-- Provided information --
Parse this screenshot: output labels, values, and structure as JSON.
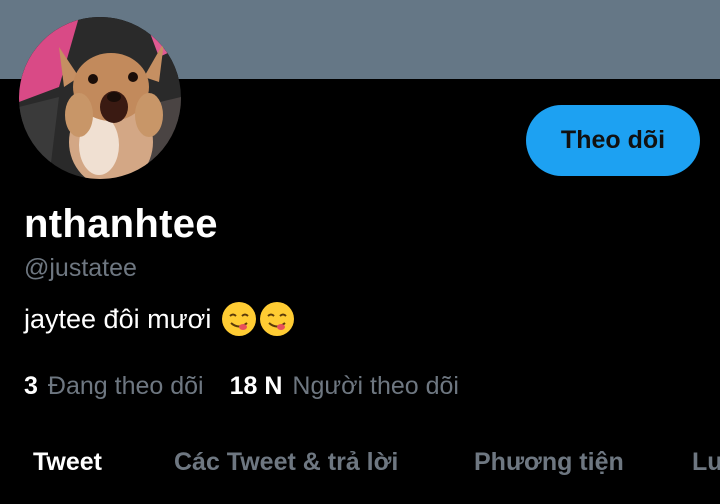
{
  "profile": {
    "display_name": "nthanhtee",
    "handle": "@justatee",
    "bio_text": "jaytee đôi mươi",
    "bio_emojis": [
      "smiling-face-savoring-food-icon",
      "smiling-face-savoring-food-icon"
    ],
    "follow_button": "Theo dõi",
    "avatar": "dog-photo"
  },
  "stats": {
    "following_count": "3",
    "following_label": "Đang theo dõi",
    "followers_count": "18 N",
    "followers_label": "Người theo dõi"
  },
  "tabs": [
    {
      "label": "Tweet",
      "active": true
    },
    {
      "label": "Các Tweet & trả lời",
      "active": false
    },
    {
      "label": "Phương tiện",
      "active": false
    },
    {
      "label": "Lượt thích",
      "active": false
    }
  ],
  "colors": {
    "accent": "#1da1f2",
    "banner": "#657786",
    "background": "#000000",
    "muted_text": "#6e7781"
  }
}
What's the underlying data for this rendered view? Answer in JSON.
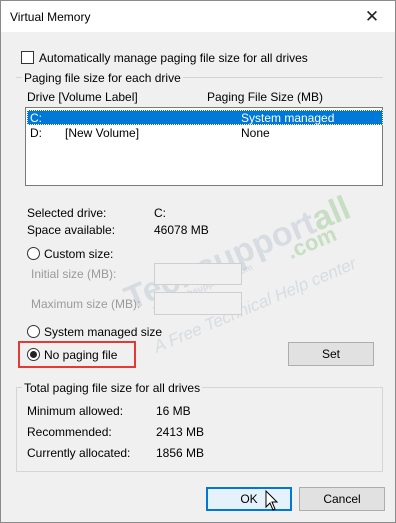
{
  "window": {
    "title": "Virtual Memory",
    "close_glyph": "✕"
  },
  "auto_manage": {
    "label": "Automatically manage paging file size for all drives",
    "checked": false
  },
  "paging_group": {
    "legend": "Paging file size for each drive",
    "col_drive": "Drive  [Volume Label]",
    "col_size": "Paging File Size (MB)",
    "rows": [
      {
        "drive": "C:",
        "label": "",
        "size": "System managed",
        "selected": true
      },
      {
        "drive": "D:",
        "label": "[New Volume]",
        "size": "None",
        "selected": false
      }
    ]
  },
  "selected_drive": {
    "label": "Selected drive:",
    "value": "C:"
  },
  "space_available": {
    "label": "Space available:",
    "value": "46078 MB"
  },
  "custom_size": {
    "label": "Custom size:",
    "selected": false
  },
  "initial_size": {
    "label": "Initial size (MB):",
    "value": ""
  },
  "maximum_size": {
    "label": "Maximum size (MB):",
    "value": ""
  },
  "system_managed": {
    "label": "System managed size",
    "selected": false
  },
  "no_paging": {
    "label": "No paging file",
    "selected": true
  },
  "set_button": "Set",
  "total_group": {
    "legend": "Total paging file size for all drives",
    "minimum_label": "Minimum allowed:",
    "minimum_value": "16 MB",
    "recommended_label": "Recommended:",
    "recommended_value": "2413 MB",
    "allocated_label": "Currently allocated:",
    "allocated_value": "1856 MB"
  },
  "ok_button": "OK",
  "cancel_button": "Cancel",
  "watermark": {
    "brand": "Techsupport",
    "brand_suffix": "all",
    "domain": ".com",
    "url": "www.Techsupportall.com",
    "tagline": "A Free Technical Help center"
  },
  "colors": {
    "selection": "#0078d7",
    "highlight_box": "#e53935"
  }
}
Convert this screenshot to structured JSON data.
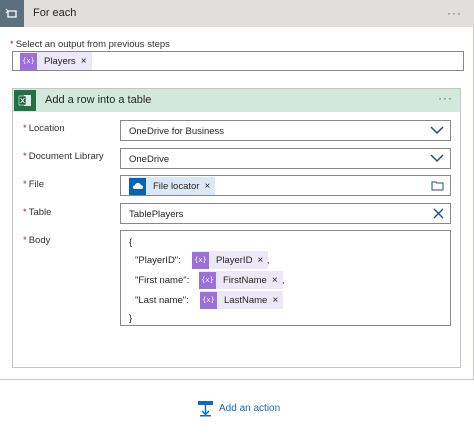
{
  "foreach": {
    "title": "For each",
    "more_label": "···",
    "select_label": "Select an output from previous steps",
    "required_mark": "*",
    "token": {
      "icon": "{x}",
      "label": "Players",
      "remove": "×"
    }
  },
  "action": {
    "title": "Add a row into a table",
    "more_label": "···",
    "fields": {
      "location": {
        "label": "Location",
        "value": "OneDrive for Business"
      },
      "library": {
        "label": "Document Library",
        "value": "OneDrive"
      },
      "file": {
        "label": "File",
        "token_label": "File locator",
        "remove": "×"
      },
      "table": {
        "label": "Table",
        "value": "TablePlayers"
      },
      "body": {
        "label": "Body",
        "open": "{",
        "close": "}",
        "rows": [
          {
            "key": "\"PlayerID\":",
            "token": "PlayerID",
            "suffix": ","
          },
          {
            "key": "\"First name\":",
            "token": "FirstName",
            "suffix": ","
          },
          {
            "key": "\"Last name\":",
            "token": "LastName",
            "suffix": ""
          }
        ]
      }
    }
  },
  "add_action": {
    "label": "Add an action"
  },
  "colors": {
    "accent": "#0f6cbd",
    "token_icon": "#9b6fdc",
    "excel": "#217346",
    "onedrive": "#0364b8"
  }
}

-- Work to do --
Please write out all the data again word for word, but not the pictures.

-- Task output --
Parse this screenshot: output labels, values, and structure as JSON.
{
  "profile": {
    "display_name": "nthanhtee",
    "handle": "@justatee",
    "bio_text": "jaytee đôi mươi",
    "bio_emojis": [
      "smiling-face-savoring-food-icon",
      "smiling-face-savoring-food-icon"
    ],
    "follow_button": "Theo dõi",
    "avatar": "dog-photo"
  },
  "stats": {
    "following_count": "3",
    "following_label": "Đang theo dõi",
    "followers_count": "18 N",
    "followers_label": "Người theo dõi"
  },
  "tabs": [
    {
      "label": "Tweet",
      "active": true
    },
    {
      "label": "Các Tweet & trả lời",
      "active": false
    },
    {
      "label": "Phương tiện",
      "active": false
    },
    {
      "label": "Lượt thích",
      "active": false
    }
  ],
  "colors": {
    "accent": "#1da1f2",
    "banner": "#657786",
    "background": "#000000",
    "muted_text": "#6e7781"
  }
}
What's the underlying data for this rendered view? Answer in JSON.
{
  "window": {
    "title": "Virtual Memory",
    "close_glyph": "✕"
  },
  "auto_manage": {
    "label": "Automatically manage paging file size for all drives",
    "checked": false
  },
  "paging_group": {
    "legend": "Paging file size for each drive",
    "col_drive": "Drive  [Volume Label]",
    "col_size": "Paging File Size (MB)",
    "rows": [
      {
        "drive": "C:",
        "label": "",
        "size": "System managed",
        "selected": true
      },
      {
        "drive": "D:",
        "label": "[New Volume]",
        "size": "None",
        "selected": false
      }
    ]
  },
  "selected_drive": {
    "label": "Selected drive:",
    "value": "C:"
  },
  "space_available": {
    "label": "Space available:",
    "value": "46078 MB"
  },
  "custom_size": {
    "label": "Custom size:",
    "selected": false
  },
  "initial_size": {
    "label": "Initial size (MB):",
    "value": ""
  },
  "maximum_size": {
    "label": "Maximum size (MB):",
    "value": ""
  },
  "system_managed": {
    "label": "System managed size",
    "selected": false
  },
  "no_paging": {
    "label": "No paging file",
    "selected": true
  },
  "set_button": "Set",
  "total_group": {
    "legend": "Total paging file size for all drives",
    "minimum_label": "Minimum allowed:",
    "minimum_value": "16 MB",
    "recommended_label": "Recommended:",
    "recommended_value": "2413 MB",
    "allocated_label": "Currently allocated:",
    "allocated_value": "1856 MB"
  },
  "ok_button": "OK",
  "cancel_button": "Cancel",
  "watermark": {
    "brand": "Techsupport",
    "brand_suffix": "all",
    "domain": ".com",
    "url": "www.Techsupportall.com",
    "tagline": "A Free Technical Help center"
  },
  "colors": {
    "selection": "#0078d7",
    "highlight_box": "#e53935"
  }
}
Convert this screenshot to structured JSON data.
{
  "foreach": {
    "title": "For each",
    "more_label": "···",
    "select_label": "Select an output from previous steps",
    "required_mark": "*",
    "token": {
      "icon": "{x}",
      "label": "Players",
      "remove": "×"
    }
  },
  "action": {
    "title": "Add a row into a table",
    "more_label": "···",
    "fields": {
      "location": {
        "label": "Location",
        "value": "OneDrive for Business"
      },
      "library": {
        "label": "Document Library",
        "value": "OneDrive"
      },
      "file": {
        "label": "File",
        "token_label": "File locator",
        "remove": "×"
      },
      "table": {
        "label": "Table",
        "value": "TablePlayers"
      },
      "body": {
        "label": "Body",
        "open": "{",
        "close": "}",
        "rows": [
          {
            "key": "\"PlayerID\":",
            "token": "PlayerID",
            "suffix": ","
          },
          {
            "key": "\"First name\":",
            "token": "FirstName",
            "suffix": ","
          },
          {
            "key": "\"Last name\":",
            "token": "LastName",
            "suffix": ""
          }
        ]
      }
    }
  },
  "add_action": {
    "label": "Add an action"
  },
  "colors": {
    "accent": "#0f6cbd",
    "token_icon": "#9b6fdc",
    "excel": "#217346",
    "onedrive": "#0364b8"
  }
}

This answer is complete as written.